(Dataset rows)

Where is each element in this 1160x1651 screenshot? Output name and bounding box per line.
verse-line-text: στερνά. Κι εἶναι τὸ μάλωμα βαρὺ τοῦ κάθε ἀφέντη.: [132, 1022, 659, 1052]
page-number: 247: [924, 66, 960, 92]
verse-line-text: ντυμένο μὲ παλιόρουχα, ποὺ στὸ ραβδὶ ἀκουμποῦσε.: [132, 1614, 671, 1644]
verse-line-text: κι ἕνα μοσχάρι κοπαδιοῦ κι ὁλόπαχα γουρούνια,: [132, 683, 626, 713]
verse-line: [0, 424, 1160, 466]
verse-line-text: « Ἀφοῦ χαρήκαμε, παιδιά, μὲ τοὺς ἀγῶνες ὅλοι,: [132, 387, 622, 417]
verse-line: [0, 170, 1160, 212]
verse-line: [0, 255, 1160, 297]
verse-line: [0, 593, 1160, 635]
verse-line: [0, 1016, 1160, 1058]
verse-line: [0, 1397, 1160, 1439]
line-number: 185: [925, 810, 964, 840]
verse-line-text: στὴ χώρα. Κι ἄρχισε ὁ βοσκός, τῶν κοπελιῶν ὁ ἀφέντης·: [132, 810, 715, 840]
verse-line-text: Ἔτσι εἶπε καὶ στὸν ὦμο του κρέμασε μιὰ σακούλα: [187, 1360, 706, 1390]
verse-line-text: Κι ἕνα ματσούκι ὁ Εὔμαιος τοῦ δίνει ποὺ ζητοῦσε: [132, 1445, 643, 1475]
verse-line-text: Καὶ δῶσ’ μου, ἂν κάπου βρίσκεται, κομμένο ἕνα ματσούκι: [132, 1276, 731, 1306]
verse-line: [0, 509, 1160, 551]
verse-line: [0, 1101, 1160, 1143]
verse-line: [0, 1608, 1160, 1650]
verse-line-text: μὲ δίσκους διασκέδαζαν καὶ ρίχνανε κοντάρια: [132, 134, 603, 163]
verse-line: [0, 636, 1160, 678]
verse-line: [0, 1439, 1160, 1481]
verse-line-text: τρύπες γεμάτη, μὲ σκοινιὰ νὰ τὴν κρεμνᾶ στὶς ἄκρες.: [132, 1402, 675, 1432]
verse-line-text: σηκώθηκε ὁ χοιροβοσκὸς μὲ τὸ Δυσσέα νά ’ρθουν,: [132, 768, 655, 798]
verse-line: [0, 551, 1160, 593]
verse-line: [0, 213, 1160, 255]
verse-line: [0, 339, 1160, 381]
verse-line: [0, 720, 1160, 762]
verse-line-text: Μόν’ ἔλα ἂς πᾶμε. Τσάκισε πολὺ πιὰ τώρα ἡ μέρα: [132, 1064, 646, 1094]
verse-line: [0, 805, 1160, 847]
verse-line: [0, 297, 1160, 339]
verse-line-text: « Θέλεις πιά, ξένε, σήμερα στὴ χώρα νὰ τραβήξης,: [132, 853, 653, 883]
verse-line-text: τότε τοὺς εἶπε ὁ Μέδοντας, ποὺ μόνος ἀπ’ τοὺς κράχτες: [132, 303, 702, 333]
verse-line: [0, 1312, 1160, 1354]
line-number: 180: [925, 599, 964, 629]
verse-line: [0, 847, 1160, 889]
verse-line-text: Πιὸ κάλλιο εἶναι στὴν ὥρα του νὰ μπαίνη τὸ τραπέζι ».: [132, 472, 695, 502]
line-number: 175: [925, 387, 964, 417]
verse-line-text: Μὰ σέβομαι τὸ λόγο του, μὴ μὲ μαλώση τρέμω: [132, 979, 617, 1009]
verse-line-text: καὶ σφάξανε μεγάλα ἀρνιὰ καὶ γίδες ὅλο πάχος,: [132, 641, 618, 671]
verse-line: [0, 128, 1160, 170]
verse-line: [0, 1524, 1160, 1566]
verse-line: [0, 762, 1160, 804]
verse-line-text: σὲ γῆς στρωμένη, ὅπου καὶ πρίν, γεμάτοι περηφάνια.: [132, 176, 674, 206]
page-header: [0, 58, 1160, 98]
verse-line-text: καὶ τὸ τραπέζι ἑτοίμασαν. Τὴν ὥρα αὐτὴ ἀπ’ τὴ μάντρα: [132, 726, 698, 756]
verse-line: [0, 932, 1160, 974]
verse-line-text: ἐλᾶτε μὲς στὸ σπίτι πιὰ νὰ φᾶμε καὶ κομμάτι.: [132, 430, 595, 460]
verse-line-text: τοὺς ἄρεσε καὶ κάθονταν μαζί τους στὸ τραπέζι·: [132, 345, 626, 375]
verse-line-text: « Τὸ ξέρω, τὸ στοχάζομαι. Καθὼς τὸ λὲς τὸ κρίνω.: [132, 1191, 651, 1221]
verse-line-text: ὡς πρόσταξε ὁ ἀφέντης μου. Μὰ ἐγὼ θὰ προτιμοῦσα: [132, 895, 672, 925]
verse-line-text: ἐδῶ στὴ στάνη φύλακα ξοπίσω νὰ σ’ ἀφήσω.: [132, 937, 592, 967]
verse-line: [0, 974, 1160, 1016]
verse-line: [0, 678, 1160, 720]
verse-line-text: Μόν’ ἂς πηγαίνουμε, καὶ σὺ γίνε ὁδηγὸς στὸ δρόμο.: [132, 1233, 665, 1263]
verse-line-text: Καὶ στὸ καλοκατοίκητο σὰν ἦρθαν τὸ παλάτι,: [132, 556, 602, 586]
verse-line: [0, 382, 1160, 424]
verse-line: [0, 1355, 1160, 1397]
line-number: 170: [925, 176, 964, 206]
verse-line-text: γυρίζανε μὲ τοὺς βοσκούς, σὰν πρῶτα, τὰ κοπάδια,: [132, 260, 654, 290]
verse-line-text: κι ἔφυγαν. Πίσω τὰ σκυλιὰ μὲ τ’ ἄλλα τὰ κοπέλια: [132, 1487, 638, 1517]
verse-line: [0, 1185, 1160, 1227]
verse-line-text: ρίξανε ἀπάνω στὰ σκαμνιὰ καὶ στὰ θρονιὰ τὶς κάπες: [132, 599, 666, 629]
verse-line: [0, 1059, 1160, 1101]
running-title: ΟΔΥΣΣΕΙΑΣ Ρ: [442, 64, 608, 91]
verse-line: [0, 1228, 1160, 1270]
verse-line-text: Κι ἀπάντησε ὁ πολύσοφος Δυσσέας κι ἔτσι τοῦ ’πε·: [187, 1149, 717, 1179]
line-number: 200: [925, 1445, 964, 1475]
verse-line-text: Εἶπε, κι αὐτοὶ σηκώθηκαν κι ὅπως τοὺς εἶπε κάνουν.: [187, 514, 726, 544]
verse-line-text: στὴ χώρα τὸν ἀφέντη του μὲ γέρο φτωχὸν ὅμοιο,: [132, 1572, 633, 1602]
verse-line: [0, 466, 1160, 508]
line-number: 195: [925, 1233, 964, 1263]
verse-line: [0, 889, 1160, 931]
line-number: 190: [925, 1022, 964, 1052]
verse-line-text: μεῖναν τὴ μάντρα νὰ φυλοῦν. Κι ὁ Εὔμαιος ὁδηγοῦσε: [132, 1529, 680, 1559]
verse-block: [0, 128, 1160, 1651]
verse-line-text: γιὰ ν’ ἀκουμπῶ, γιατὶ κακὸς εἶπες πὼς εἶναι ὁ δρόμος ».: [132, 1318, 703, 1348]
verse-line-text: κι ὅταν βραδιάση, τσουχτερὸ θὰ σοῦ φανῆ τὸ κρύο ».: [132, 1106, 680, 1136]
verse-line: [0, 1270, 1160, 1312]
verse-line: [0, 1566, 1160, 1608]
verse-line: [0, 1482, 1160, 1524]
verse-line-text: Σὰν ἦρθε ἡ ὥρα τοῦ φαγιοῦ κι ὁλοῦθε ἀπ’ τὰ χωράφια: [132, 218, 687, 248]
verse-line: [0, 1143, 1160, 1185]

__Exercise prompt__. Swap "screenshot" for "scan" in the part of the listing that opens at its first line and closes with the line containing "line-number: 185: [925, 810, 964, 840]", keeping everything else the same.

__Answer to the task__.
Where is each element in this 1160x1651 scan? Output name and bounding box per line.
verse-line-text: στερνά. Κι εἶναι τὸ μάλωμα βαρὺ τοῦ κάθε ἀφέντη.: [132, 1022, 659, 1052]
page-number: 247: [924, 66, 960, 92]
verse-line-text: ντυμένο μὲ παλιόρουχα, ποὺ στὸ ραβδὶ ἀκουμποῦσε.: [132, 1614, 671, 1644]
verse-line-text: κι ἕνα μοσχάρι κοπαδιοῦ κι ὁλόπαχα γουρούνια,: [132, 683, 626, 713]
verse-line: [0, 424, 1160, 466]
verse-line-text: « Ἀφοῦ χαρήκαμε, παιδιά, μὲ τοὺς ἀγῶνες ὅλοι,: [132, 387, 622, 417]
verse-line: [0, 170, 1160, 212]
verse-line: [0, 255, 1160, 297]
verse-line: [0, 593, 1160, 635]
verse-line: [0, 1016, 1160, 1058]
verse-line: [0, 1397, 1160, 1439]
line-number: 185: [925, 810, 964, 840]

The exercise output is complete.